[start of Listed entries]

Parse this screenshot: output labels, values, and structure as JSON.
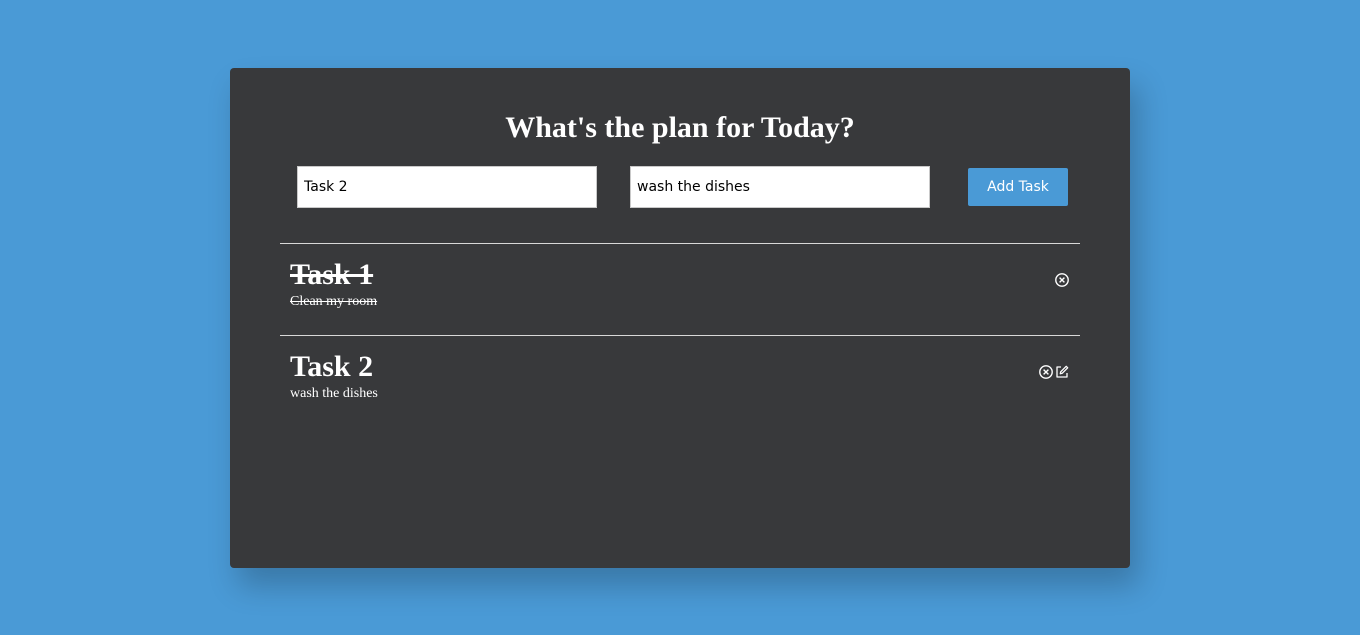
{
  "header": {
    "title": "What's the plan for Today?"
  },
  "form": {
    "title_input_value": "Task 2",
    "description_input_value": "wash the dishes",
    "add_button_label": "Add Task"
  },
  "tasks": [
    {
      "title": "Task 1",
      "description": "Clean my room",
      "completed": true,
      "actions": [
        "delete-icon"
      ]
    },
    {
      "title": "Task 2",
      "description": "wash the dishes",
      "completed": false,
      "actions": [
        "delete-icon",
        "edit-icon"
      ]
    }
  ],
  "colors": {
    "background": "#4a9ad6",
    "panel": "#38393b",
    "accent": "#4a9ad6",
    "text": "#ffffff"
  }
}
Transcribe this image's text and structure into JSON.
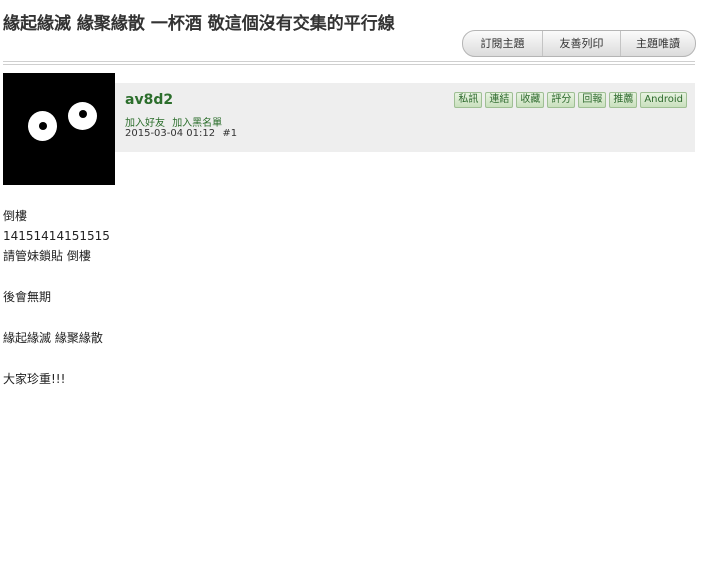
{
  "topic": {
    "title": "緣起緣滅 緣聚緣散 一杯酒 敬這個沒有交集的平行線"
  },
  "toolbar": {
    "buttons": [
      "訂閱主題",
      "友善列印",
      "主題唯讀"
    ]
  },
  "post": {
    "username": "av8d2",
    "add_friend": "加入好友",
    "add_blacklist": "加入黑名單",
    "datetime": "2015-03-04 01:12",
    "floor": "#1",
    "actions": [
      "私訊",
      "連結",
      "收藏",
      "評分",
      "回報",
      "推薦",
      "Android"
    ],
    "body": [
      "倒樓",
      "14151414151515",
      "請管妹鎖貼 倒樓",
      "後會無期",
      "緣起緣滅 緣聚緣散",
      "大家珍重!!!"
    ]
  }
}
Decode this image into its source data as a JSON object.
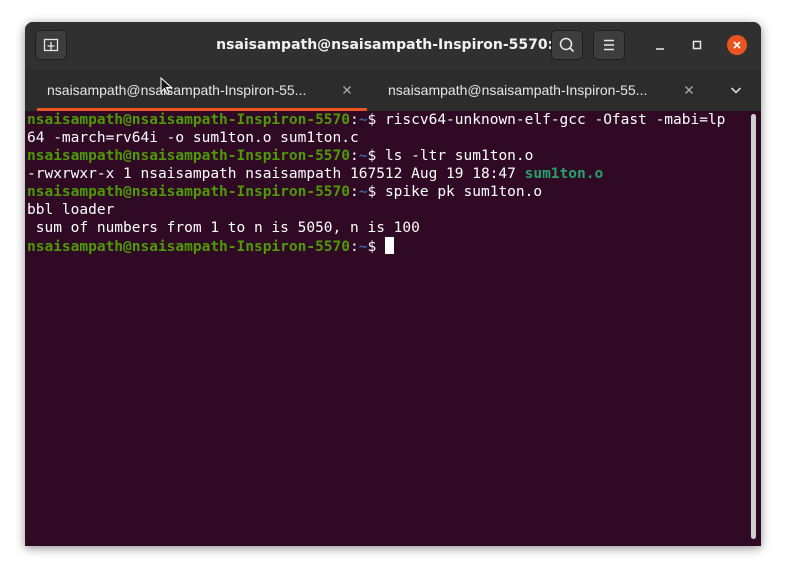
{
  "window": {
    "title": "nsaisampath@nsaisampath-Inspiron-5570: ~"
  },
  "tabs": [
    {
      "label": "nsaisampath@nsaisampath-Inspiron-55...",
      "active": true
    },
    {
      "label": "nsaisampath@nsaisampath-Inspiron-55...",
      "active": false
    }
  ],
  "colors": {
    "terminal_bg": "#300a24",
    "prompt_user": "#4e9a06",
    "prompt_path": "#3465a4",
    "accent": "#e95420"
  },
  "terminal": {
    "prompt_user_host": "nsaisampath@nsaisampath-Inspiron-5570",
    "prompt_sep": ":",
    "prompt_path": "~",
    "prompt_symbol": "$ ",
    "cmd1_part1": "riscv64-unknown-elf-gcc -Ofast -mabi=lp",
    "cmd1_part2": "64 -march=rv64i -o sum1ton.o sum1ton.c",
    "cmd2": "ls -ltr sum1ton.o",
    "ls_output_prefix": "-rwxrwxr-x 1 nsaisampath nsaisampath 167512 Aug 19 18:47 ",
    "ls_output_file": "sum1ton.o",
    "cmd3": "spike pk sum1ton.o",
    "out1": "bbl loader",
    "out2": " sum of numbers from 1 to n is 5050, n is 100"
  },
  "icons": {
    "new_tab": "new-tab-icon",
    "search": "search-icon",
    "menu": "hamburger-menu-icon",
    "minimize": "minimize-icon",
    "maximize": "maximize-icon",
    "close": "close-icon",
    "tab_list": "chevron-down-icon"
  }
}
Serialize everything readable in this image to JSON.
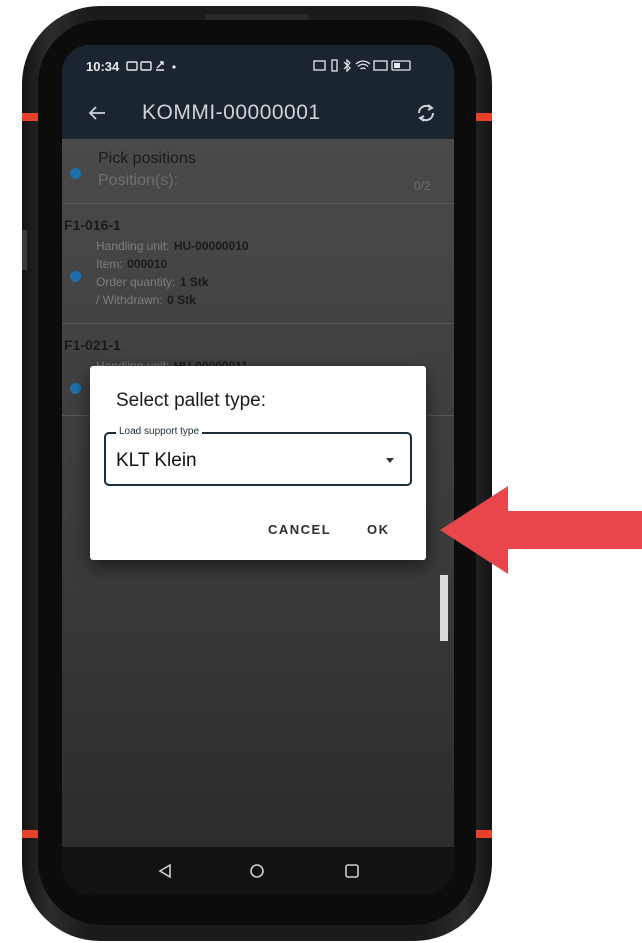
{
  "status_bar": {
    "time": "10:34"
  },
  "app_bar": {
    "back_icon": "arrow-left-icon",
    "title": "KOMMI-00000001",
    "sync_icon": "sync-icon"
  },
  "header_item": {
    "title": "Pick positions",
    "subtitle": "Position(s):",
    "count": "0/2"
  },
  "positions": [
    {
      "location": "F1-016-1",
      "handling_unit_label": "Handling unit:",
      "handling_unit": "HU-00000010",
      "item_label": "Item:",
      "item": "000010",
      "order_qty_label": "Order quantity:",
      "order_qty": "1 Stk",
      "withdrawn_label": "/ Withdrawn:",
      "withdrawn": "0 Stk"
    },
    {
      "location": "F1-021-1",
      "handling_unit_label": "Handling unit:",
      "handling_unit": "HU-00000011"
    }
  ],
  "dialog": {
    "title": "Select pallet type:",
    "field_label": "Load support type",
    "field_value": "KLT Klein",
    "cancel_label": "CANCEL",
    "ok_label": "OK"
  },
  "nav_bar": {
    "back": "triangle-back-icon",
    "home": "circle-home-icon",
    "recents": "square-recents-icon"
  },
  "colors": {
    "accent_red": "#e7412b",
    "app_bar": "#1b2530",
    "dot_blue": "#1e6fa8",
    "arrow_red": "#e8464a"
  }
}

[end of Listed entries]

**What is needed**
Set the entries down again exactly. Do not include the images.

**Response**
Parse this screenshot: output labels, values, and structure as JSON.
{
  "header": {
    "title": "What's the plan for Today?"
  },
  "form": {
    "title_input_value": "Task 2",
    "description_input_value": "wash the dishes",
    "add_button_label": "Add Task"
  },
  "tasks": [
    {
      "title": "Task 1",
      "description": "Clean my room",
      "completed": true,
      "actions": [
        "delete-icon"
      ]
    },
    {
      "title": "Task 2",
      "description": "wash the dishes",
      "completed": false,
      "actions": [
        "delete-icon",
        "edit-icon"
      ]
    }
  ],
  "colors": {
    "background": "#4a9ad6",
    "panel": "#38393b",
    "accent": "#4a9ad6",
    "text": "#ffffff"
  }
}
Transcribe this image's text and structure into JSON.
{
  "topic": {
    "title": "緣起緣滅 緣聚緣散 一杯酒 敬這個沒有交集的平行線"
  },
  "toolbar": {
    "buttons": [
      "訂閱主題",
      "友善列印",
      "主題唯讀"
    ]
  },
  "post": {
    "username": "av8d2",
    "add_friend": "加入好友",
    "add_blacklist": "加入黑名單",
    "datetime": "2015-03-04 01:12",
    "floor": "#1",
    "actions": [
      "私訊",
      "連結",
      "收藏",
      "評分",
      "回報",
      "推薦",
      "Android"
    ],
    "body": [
      "倒樓",
      "14151414151515",
      "請管妹鎖貼 倒樓",
      "後會無期",
      "緣起緣滅 緣聚緣散",
      "大家珍重!!!"
    ]
  }
}
Decode this image into its source data as a JSON object.
{
  "window": {
    "title": "nsaisampath@nsaisampath-Inspiron-5570: ~"
  },
  "tabs": [
    {
      "label": "nsaisampath@nsaisampath-Inspiron-55...",
      "active": true
    },
    {
      "label": "nsaisampath@nsaisampath-Inspiron-55...",
      "active": false
    }
  ],
  "colors": {
    "terminal_bg": "#300a24",
    "prompt_user": "#4e9a06",
    "prompt_path": "#3465a4",
    "accent": "#e95420"
  },
  "terminal": {
    "prompt_user_host": "nsaisampath@nsaisampath-Inspiron-5570",
    "prompt_sep": ":",
    "prompt_path": "~",
    "prompt_symbol": "$ ",
    "cmd1_part1": "riscv64-unknown-elf-gcc -Ofast -mabi=lp",
    "cmd1_part2": "64 -march=rv64i -o sum1ton.o sum1ton.c",
    "cmd2": "ls -ltr sum1ton.o",
    "ls_output_prefix": "-rwxrwxr-x 1 nsaisampath nsaisampath 167512 Aug 19 18:47 ",
    "ls_output_file": "sum1ton.o",
    "cmd3": "spike pk sum1ton.o",
    "out1": "bbl loader",
    "out2": " sum of numbers from 1 to n is 5050, n is 100"
  },
  "icons": {
    "new_tab": "new-tab-icon",
    "search": "search-icon",
    "menu": "hamburger-menu-icon",
    "minimize": "minimize-icon",
    "maximize": "maximize-icon",
    "close": "close-icon",
    "tab_list": "chevron-down-icon"
  }
}
Serialize everything readable in this image to JSON.
{
  "status_bar": {
    "time": "10:34"
  },
  "app_bar": {
    "back_icon": "arrow-left-icon",
    "title": "KOMMI-00000001",
    "sync_icon": "sync-icon"
  },
  "header_item": {
    "title": "Pick positions",
    "subtitle": "Position(s):",
    "count": "0/2"
  },
  "positions": [
    {
      "location": "F1-016-1",
      "handling_unit_label": "Handling unit:",
      "handling_unit": "HU-00000010",
      "item_label": "Item:",
      "item": "000010",
      "order_qty_label": "Order quantity:",
      "order_qty": "1 Stk",
      "withdrawn_label": "/ Withdrawn:",
      "withdrawn": "0 Stk"
    },
    {
      "location": "F1-021-1",
      "handling_unit_label": "Handling unit:",
      "handling_unit": "HU-00000011"
    }
  ],
  "dialog": {
    "title": "Select pallet type:",
    "field_label": "Load support type",
    "field_value": "KLT Klein",
    "cancel_label": "CANCEL",
    "ok_label": "OK"
  },
  "nav_bar": {
    "back": "triangle-back-icon",
    "home": "circle-home-icon",
    "recents": "square-recents-icon"
  },
  "colors": {
    "accent_red": "#e7412b",
    "app_bar": "#1b2530",
    "dot_blue": "#1e6fa8",
    "arrow_red": "#e8464a"
  }
}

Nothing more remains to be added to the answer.